» What to work on
Return every line below as is, leaving out the pictures.

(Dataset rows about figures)
....

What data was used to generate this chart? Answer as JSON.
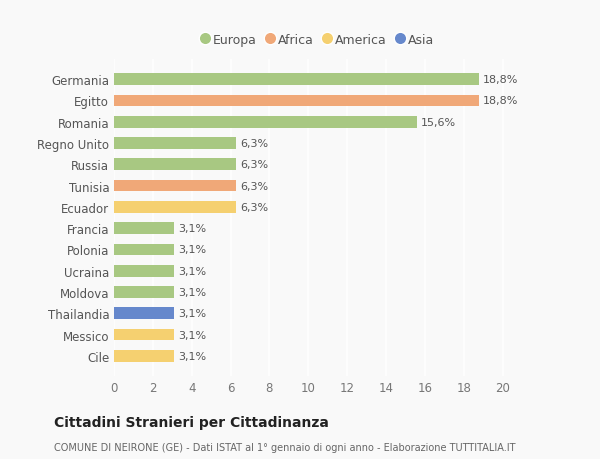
{
  "countries": [
    "Cile",
    "Messico",
    "Thailandia",
    "Moldova",
    "Ucraina",
    "Polonia",
    "Francia",
    "Ecuador",
    "Tunisia",
    "Russia",
    "Regno Unito",
    "Romania",
    "Egitto",
    "Germania"
  ],
  "values": [
    3.1,
    3.1,
    3.1,
    3.1,
    3.1,
    3.1,
    3.1,
    6.3,
    6.3,
    6.3,
    6.3,
    15.6,
    18.8,
    18.8
  ],
  "continents": [
    "America",
    "America",
    "Asia",
    "Europa",
    "Europa",
    "Europa",
    "Europa",
    "America",
    "Africa",
    "Europa",
    "Europa",
    "Europa",
    "Africa",
    "Europa"
  ],
  "continent_colors": {
    "Europa": "#a8c882",
    "Africa": "#f0a878",
    "America": "#f5d070",
    "Asia": "#6688cc"
  },
  "legend_items": [
    {
      "label": "Europa",
      "color": "#a8c882"
    },
    {
      "label": "Africa",
      "color": "#f0a878"
    },
    {
      "label": "America",
      "color": "#f5d070"
    },
    {
      "label": "Asia",
      "color": "#6688cc"
    }
  ],
  "xlim": [
    0,
    21
  ],
  "xticks": [
    0,
    2,
    4,
    6,
    8,
    10,
    12,
    14,
    16,
    18,
    20
  ],
  "title": "Cittadini Stranieri per Cittadinanza",
  "subtitle": "COMUNE DI NEIRONE (GE) - Dati ISTAT al 1° gennaio di ogni anno - Elaborazione TUTTITALIA.IT",
  "background_color": "#f9f9f9",
  "grid_color": "#ffffff",
  "bar_height": 0.55
}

....

» Response to the exercise
What data was used to generate this chart? Answer as JSON.
{
  "countries": [
    "Cile",
    "Messico",
    "Thailandia",
    "Moldova",
    "Ucraina",
    "Polonia",
    "Francia",
    "Ecuador",
    "Tunisia",
    "Russia",
    "Regno Unito",
    "Romania",
    "Egitto",
    "Germania"
  ],
  "values": [
    3.1,
    3.1,
    3.1,
    3.1,
    3.1,
    3.1,
    3.1,
    6.3,
    6.3,
    6.3,
    6.3,
    15.6,
    18.8,
    18.8
  ],
  "continents": [
    "America",
    "America",
    "Asia",
    "Europa",
    "Europa",
    "Europa",
    "Europa",
    "America",
    "Africa",
    "Europa",
    "Europa",
    "Europa",
    "Africa",
    "Europa"
  ],
  "continent_colors": {
    "Europa": "#a8c882",
    "Africa": "#f0a878",
    "America": "#f5d070",
    "Asia": "#6688cc"
  },
  "legend_items": [
    {
      "label": "Europa",
      "color": "#a8c882"
    },
    {
      "label": "Africa",
      "color": "#f0a878"
    },
    {
      "label": "America",
      "color": "#f5d070"
    },
    {
      "label": "Asia",
      "color": "#6688cc"
    }
  ],
  "xlim": [
    0,
    21
  ],
  "xticks": [
    0,
    2,
    4,
    6,
    8,
    10,
    12,
    14,
    16,
    18,
    20
  ],
  "title": "Cittadini Stranieri per Cittadinanza",
  "subtitle": "COMUNE DI NEIRONE (GE) - Dati ISTAT al 1° gennaio di ogni anno - Elaborazione TUTTITALIA.IT",
  "background_color": "#f9f9f9",
  "grid_color": "#ffffff",
  "bar_height": 0.55
}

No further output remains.